■ TASK INSTRUCTIONS
Write the records out again, keeping each line exactly as it is.

Figure dataset records
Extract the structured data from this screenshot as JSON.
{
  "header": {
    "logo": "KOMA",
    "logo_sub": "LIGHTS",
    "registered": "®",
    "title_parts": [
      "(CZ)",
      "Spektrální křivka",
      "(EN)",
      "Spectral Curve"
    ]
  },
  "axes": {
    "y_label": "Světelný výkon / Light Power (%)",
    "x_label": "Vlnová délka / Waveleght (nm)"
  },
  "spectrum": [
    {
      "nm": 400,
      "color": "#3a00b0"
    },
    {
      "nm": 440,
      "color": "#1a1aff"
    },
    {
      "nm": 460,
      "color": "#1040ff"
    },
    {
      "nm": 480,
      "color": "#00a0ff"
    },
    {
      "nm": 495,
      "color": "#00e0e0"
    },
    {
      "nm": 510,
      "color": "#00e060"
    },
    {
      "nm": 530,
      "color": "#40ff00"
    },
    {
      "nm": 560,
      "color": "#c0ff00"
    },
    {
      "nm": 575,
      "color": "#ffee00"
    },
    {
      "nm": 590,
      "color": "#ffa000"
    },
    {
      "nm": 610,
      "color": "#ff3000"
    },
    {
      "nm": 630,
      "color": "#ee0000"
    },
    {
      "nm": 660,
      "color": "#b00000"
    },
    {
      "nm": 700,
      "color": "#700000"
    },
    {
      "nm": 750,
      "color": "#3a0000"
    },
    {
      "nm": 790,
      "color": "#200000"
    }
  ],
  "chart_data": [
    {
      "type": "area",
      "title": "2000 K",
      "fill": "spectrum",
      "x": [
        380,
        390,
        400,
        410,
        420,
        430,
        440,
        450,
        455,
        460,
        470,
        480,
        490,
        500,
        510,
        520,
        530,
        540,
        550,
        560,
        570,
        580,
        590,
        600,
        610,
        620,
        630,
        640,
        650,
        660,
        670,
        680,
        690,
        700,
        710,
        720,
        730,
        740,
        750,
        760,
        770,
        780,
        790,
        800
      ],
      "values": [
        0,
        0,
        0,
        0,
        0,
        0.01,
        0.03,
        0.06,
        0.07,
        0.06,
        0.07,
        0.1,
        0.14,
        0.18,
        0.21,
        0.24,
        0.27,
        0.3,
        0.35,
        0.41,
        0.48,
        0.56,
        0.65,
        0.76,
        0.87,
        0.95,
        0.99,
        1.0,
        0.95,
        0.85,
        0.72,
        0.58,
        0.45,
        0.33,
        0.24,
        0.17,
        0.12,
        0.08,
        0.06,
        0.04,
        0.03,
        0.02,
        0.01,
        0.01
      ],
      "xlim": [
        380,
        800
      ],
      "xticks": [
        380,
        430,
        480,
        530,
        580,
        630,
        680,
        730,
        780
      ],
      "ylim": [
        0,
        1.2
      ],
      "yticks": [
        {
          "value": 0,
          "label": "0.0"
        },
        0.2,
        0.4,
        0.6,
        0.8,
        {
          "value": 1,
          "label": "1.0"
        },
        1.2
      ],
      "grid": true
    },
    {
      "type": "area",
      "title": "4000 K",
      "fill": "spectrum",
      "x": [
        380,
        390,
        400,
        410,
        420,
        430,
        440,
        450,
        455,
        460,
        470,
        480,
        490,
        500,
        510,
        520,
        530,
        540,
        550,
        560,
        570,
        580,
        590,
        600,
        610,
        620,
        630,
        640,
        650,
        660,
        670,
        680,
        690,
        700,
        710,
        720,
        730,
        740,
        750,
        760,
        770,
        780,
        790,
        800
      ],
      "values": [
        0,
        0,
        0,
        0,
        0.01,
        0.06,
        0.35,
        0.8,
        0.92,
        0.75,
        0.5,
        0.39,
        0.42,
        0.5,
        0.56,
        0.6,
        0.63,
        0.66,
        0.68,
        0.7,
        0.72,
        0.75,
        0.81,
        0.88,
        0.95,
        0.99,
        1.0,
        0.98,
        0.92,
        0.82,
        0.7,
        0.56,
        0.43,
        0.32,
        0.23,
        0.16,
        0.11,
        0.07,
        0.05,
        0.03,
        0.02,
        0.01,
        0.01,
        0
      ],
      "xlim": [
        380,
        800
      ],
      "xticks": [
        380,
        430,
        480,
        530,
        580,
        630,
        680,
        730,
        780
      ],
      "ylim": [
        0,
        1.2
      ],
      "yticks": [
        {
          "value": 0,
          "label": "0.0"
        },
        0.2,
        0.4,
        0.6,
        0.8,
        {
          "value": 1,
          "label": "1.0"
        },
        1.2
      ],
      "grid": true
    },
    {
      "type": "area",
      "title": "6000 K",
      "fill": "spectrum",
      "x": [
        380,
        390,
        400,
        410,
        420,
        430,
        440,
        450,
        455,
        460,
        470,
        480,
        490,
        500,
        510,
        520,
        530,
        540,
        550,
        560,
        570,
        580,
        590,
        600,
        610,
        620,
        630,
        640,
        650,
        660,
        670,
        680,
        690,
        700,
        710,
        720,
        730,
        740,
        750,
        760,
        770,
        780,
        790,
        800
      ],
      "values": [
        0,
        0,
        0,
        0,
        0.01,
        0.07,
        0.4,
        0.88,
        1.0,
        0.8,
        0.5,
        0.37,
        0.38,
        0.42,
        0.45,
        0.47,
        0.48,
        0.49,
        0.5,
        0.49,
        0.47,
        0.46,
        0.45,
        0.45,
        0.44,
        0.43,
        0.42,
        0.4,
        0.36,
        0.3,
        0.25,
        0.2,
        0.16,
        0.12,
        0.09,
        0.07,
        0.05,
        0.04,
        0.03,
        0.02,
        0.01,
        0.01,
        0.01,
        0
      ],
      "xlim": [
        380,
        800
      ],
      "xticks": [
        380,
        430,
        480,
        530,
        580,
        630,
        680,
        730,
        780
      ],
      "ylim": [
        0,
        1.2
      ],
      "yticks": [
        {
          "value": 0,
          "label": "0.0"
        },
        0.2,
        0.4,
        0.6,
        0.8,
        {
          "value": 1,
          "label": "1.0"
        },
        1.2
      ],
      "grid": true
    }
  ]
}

■ SOLUTION TO THIS EXERCISE
Extract the structured data from this screenshot as JSON.
{
  "header": {
    "logo": "KOMA",
    "logo_sub": "LIGHTS",
    "registered": "®",
    "title_parts": [
      "(CZ)",
      "Spektrální křivka",
      "(EN)",
      "Spectral Curve"
    ]
  },
  "axes": {
    "y_label": "Světelný výkon / Light Power (%)",
    "x_label": "Vlnová délka / Waveleght (nm)"
  },
  "spectrum": [
    {
      "nm": 400,
      "color": "#3a00b0"
    },
    {
      "nm": 440,
      "color": "#1a1aff"
    },
    {
      "nm": 460,
      "color": "#1040ff"
    },
    {
      "nm": 480,
      "color": "#00a0ff"
    },
    {
      "nm": 495,
      "color": "#00e0e0"
    },
    {
      "nm": 510,
      "color": "#00e060"
    },
    {
      "nm": 530,
      "color": "#40ff00"
    },
    {
      "nm": 560,
      "color": "#c0ff00"
    },
    {
      "nm": 575,
      "color": "#ffee00"
    },
    {
      "nm": 590,
      "color": "#ffa000"
    },
    {
      "nm": 610,
      "color": "#ff3000"
    },
    {
      "nm": 630,
      "color": "#ee0000"
    },
    {
      "nm": 660,
      "color": "#b00000"
    },
    {
      "nm": 700,
      "color": "#700000"
    },
    {
      "nm": 750,
      "color": "#3a0000"
    },
    {
      "nm": 790,
      "color": "#200000"
    }
  ],
  "chart_data": [
    {
      "type": "area",
      "title": "2000 K",
      "fill": "spectrum",
      "x": [
        380,
        390,
        400,
        410,
        420,
        430,
        440,
        450,
        455,
        460,
        470,
        480,
        490,
        500,
        510,
        520,
        530,
        540,
        550,
        560,
        570,
        580,
        590,
        600,
        610,
        620,
        630,
        640,
        650,
        660,
        670,
        680,
        690,
        700,
        710,
        720,
        730,
        740,
        750,
        760,
        770,
        780,
        790,
        800
      ],
      "values": [
        0,
        0,
        0,
        0,
        0,
        0.01,
        0.03,
        0.06,
        0.07,
        0.06,
        0.07,
        0.1,
        0.14,
        0.18,
        0.21,
        0.24,
        0.27,
        0.3,
        0.35,
        0.41,
        0.48,
        0.56,
        0.65,
        0.76,
        0.87,
        0.95,
        0.99,
        1.0,
        0.95,
        0.85,
        0.72,
        0.58,
        0.45,
        0.33,
        0.24,
        0.17,
        0.12,
        0.08,
        0.06,
        0.04,
        0.03,
        0.02,
        0.01,
        0.01
      ],
      "xlim": [
        380,
        800
      ],
      "xticks": [
        380,
        430,
        480,
        530,
        580,
        630,
        680,
        730,
        780
      ],
      "ylim": [
        0,
        1.2
      ],
      "yticks": [
        {
          "value": 0,
          "label": "0.0"
        },
        0.2,
        0.4,
        0.6,
        0.8,
        {
          "value": 1,
          "label": "1.0"
        },
        1.2
      ],
      "grid": true
    },
    {
      "type": "area",
      "title": "4000 K",
      "fill": "spectrum",
      "x": [
        380,
        390,
        400,
        410,
        420,
        430,
        440,
        450,
        455,
        460,
        470,
        480,
        490,
        500,
        510,
        520,
        530,
        540,
        550,
        560,
        570,
        580,
        590,
        600,
        610,
        620,
        630,
        640,
        650,
        660,
        670,
        680,
        690,
        700,
        710,
        720,
        730,
        740,
        750,
        760,
        770,
        780,
        790,
        800
      ],
      "values": [
        0,
        0,
        0,
        0,
        0.01,
        0.06,
        0.35,
        0.8,
        0.92,
        0.75,
        0.5,
        0.39,
        0.42,
        0.5,
        0.56,
        0.6,
        0.63,
        0.66,
        0.68,
        0.7,
        0.72,
        0.75,
        0.81,
        0.88,
        0.95,
        0.99,
        1.0,
        0.98,
        0.92,
        0.82,
        0.7,
        0.56,
        0.43,
        0.32,
        0.23,
        0.16,
        0.11,
        0.07,
        0.05,
        0.03,
        0.02,
        0.01,
        0.01,
        0
      ],
      "xlim": [
        380,
        800
      ],
      "xticks": [
        380,
        430,
        480,
        530,
        580,
        630,
        680,
        730,
        780
      ],
      "ylim": [
        0,
        1.2
      ],
      "yticks": [
        {
          "value": 0,
          "label": "0.0"
        },
        0.2,
        0.4,
        0.6,
        0.8,
        {
          "value": 1,
          "label": "1.0"
        },
        1.2
      ],
      "grid": true
    },
    {
      "type": "area",
      "title": "6000 K",
      "fill": "spectrum",
      "x": [
        380,
        390,
        400,
        410,
        420,
        430,
        440,
        450,
        455,
        460,
        470,
        480,
        490,
        500,
        510,
        520,
        530,
        540,
        550,
        560,
        570,
        580,
        590,
        600,
        610,
        620,
        630,
        640,
        650,
        660,
        670,
        680,
        690,
        700,
        710,
        720,
        730,
        740,
        750,
        760,
        770,
        780,
        790,
        800
      ],
      "values": [
        0,
        0,
        0,
        0,
        0.01,
        0.07,
        0.4,
        0.88,
        1.0,
        0.8,
        0.5,
        0.37,
        0.38,
        0.42,
        0.45,
        0.47,
        0.48,
        0.49,
        0.5,
        0.49,
        0.47,
        0.46,
        0.45,
        0.45,
        0.44,
        0.43,
        0.42,
        0.4,
        0.36,
        0.3,
        0.25,
        0.2,
        0.16,
        0.12,
        0.09,
        0.07,
        0.05,
        0.04,
        0.03,
        0.02,
        0.01,
        0.01,
        0.01,
        0
      ],
      "xlim": [
        380,
        800
      ],
      "xticks": [
        380,
        430,
        480,
        530,
        580,
        630,
        680,
        730,
        780
      ],
      "ylim": [
        0,
        1.2
      ],
      "yticks": [
        {
          "value": 0,
          "label": "0.0"
        },
        0.2,
        0.4,
        0.6,
        0.8,
        {
          "value": 1,
          "label": "1.0"
        },
        1.2
      ],
      "grid": true
    }
  ]
}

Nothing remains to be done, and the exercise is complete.